LIST OF TASKS
(A) Using the article on the Lanius drone, answer these questions:
(i) Which company makes Lanius?
(ii) According to that company, Lanius is part of which combat solution?
(iii) What kinds of payloads can Lanius carry?
(B) Extend the article on the Lanius drone with a few more paragraphs, starting after its final sentence.

SOURCE EXTRACT
_ _ _ _ _ _ _
To a Technocrat, efficiency is like catnip is to a cat – it cannot be resisted even to the point of creating automated killing machines. Why get your hands dirty, anyway? And if you make a mistake and kill the wrong person? Well, just write that off to occasional collateral damage or friendly fire. This arms race cannot be stopped at this point. — Technocracy News & Trends Editor Patrick Wood
By: Seth Frantzman via Jerusalem Post
A new drone from Israel’s Elbit Systems called Lanius combines a number of technologies that put it at the forefront of how drones are transforming war.
At the same time, reports about the drone may raise questions about how this technology may make war more controversial as “robots” play a larger role in it.
The more armies and defense companies invest in new technology that enables combat to take place remotely — without soldiers interacting with civilians, for instance — the more it seems like “robot wars.”
Elbit Systems has said that Lanius is “part of the Legion-X robotic and autonomous combat solution.” Elbit is one of Israel’s three largest defense companies and is at the forefront of defense technology.
Its website says the drone “is a highly maneuverable and versatile drone-based loitering munition designed for short-range operation in the urban environment.”
The drone can scout and map buildings, flying around small corridors and through doorways. This means it can help a user find “points of interest for possible threats, detecting, classifying and syncing to Elbit Systems’ Legion-X solutions. Lanius can carry lethal or non-lethal payloads, capable of performing a broad spectrum of mission profiles for special forces, military, law enforcement, and HLS.”
_ _ _ _ _ _ _
SUPPLIED DATA
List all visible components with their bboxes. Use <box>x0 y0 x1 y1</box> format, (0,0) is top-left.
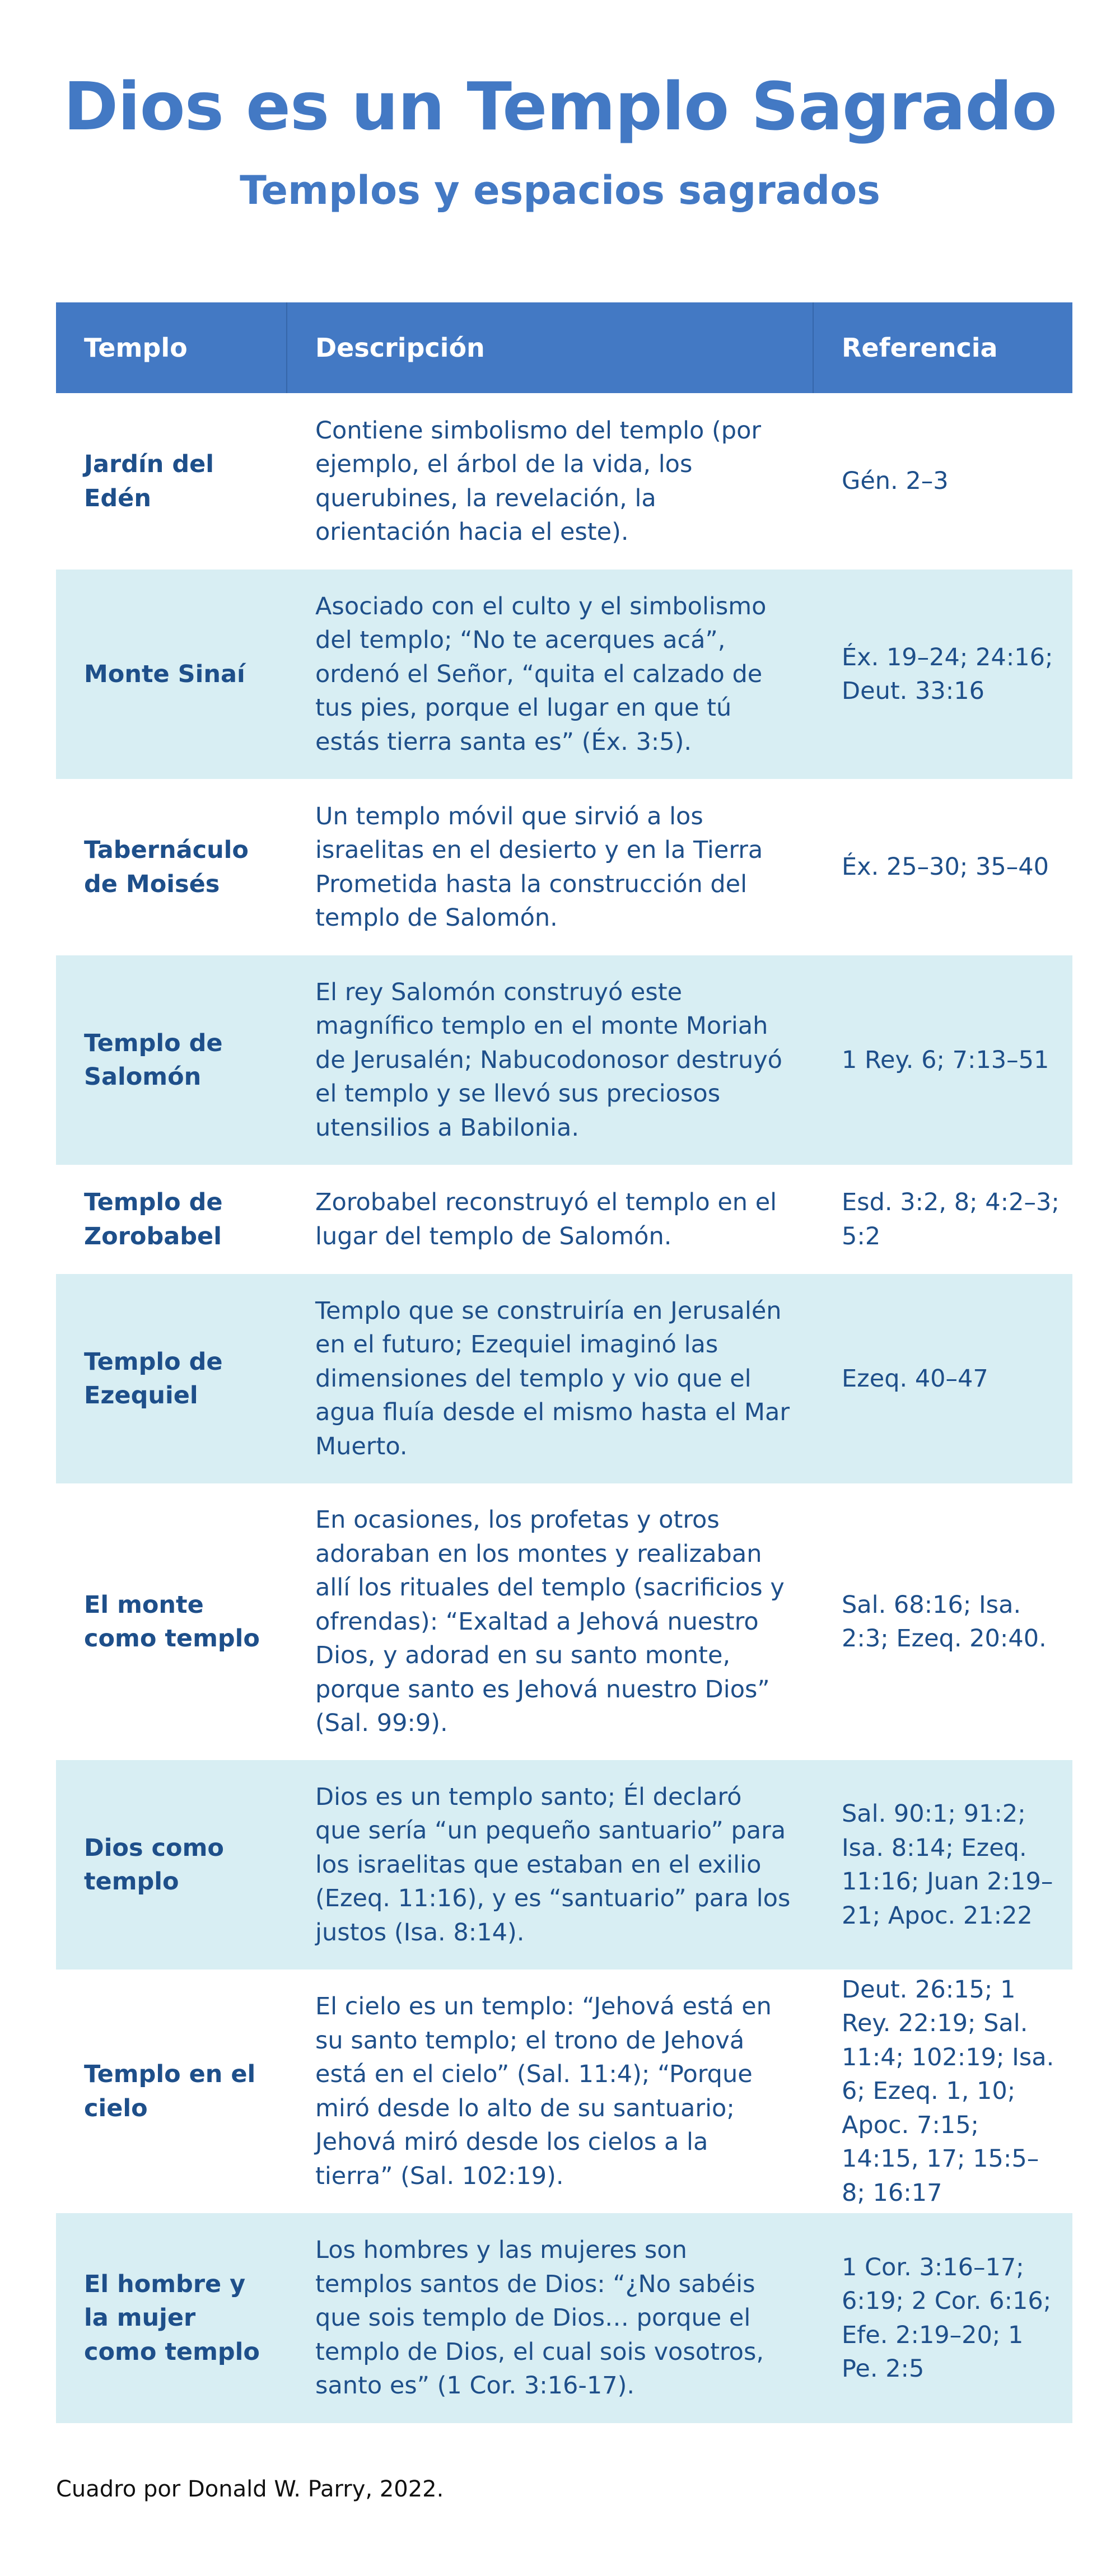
_ _ _ _ _ _ _
THE RESULTS
(A)
(i) Elbit Systems
(ii) The Legion-X robotic and autonomous combat solution
(iii) Lethal or non-lethal payloads

(B)
Wired for War: The Robotics Revolution and Conflict in the 21st Century
The small drone has an interesting appearance that differentiates it from the other types of small quadcopter-style drones. While it uses small rotors, it also has a large bug-like head full of optics, presumably helping it “see” better and aiding it in missions that involve mapping indoors.
Quadcopter drones were developed for commercial use but militaries have quickly adapted these small “tactical” style drones for use with troops in the field.
Usually, small drones don’t have a long range and they can’t operate for long periods. However, as militaries adopt them they must be ruggedized and be able to operate in heat and cold, unlike their commercial cousins that may overheat easily in a desert environment.
Once militaries and defense companies got around the intrinsic problem that these drones could be easily damaged, such as when rotors run into branches of trees, the issue became how to make them not only survive missions but also do what soldiers need them to do.
THE LANIUS has both surveillance and “attack” capabilities, another added function that modern drones need.
Sourced from Technocracy News & Trends
Image: Elbit Systems’ new Lanius drone (photo credit: SCREENSHOT/ELBIT)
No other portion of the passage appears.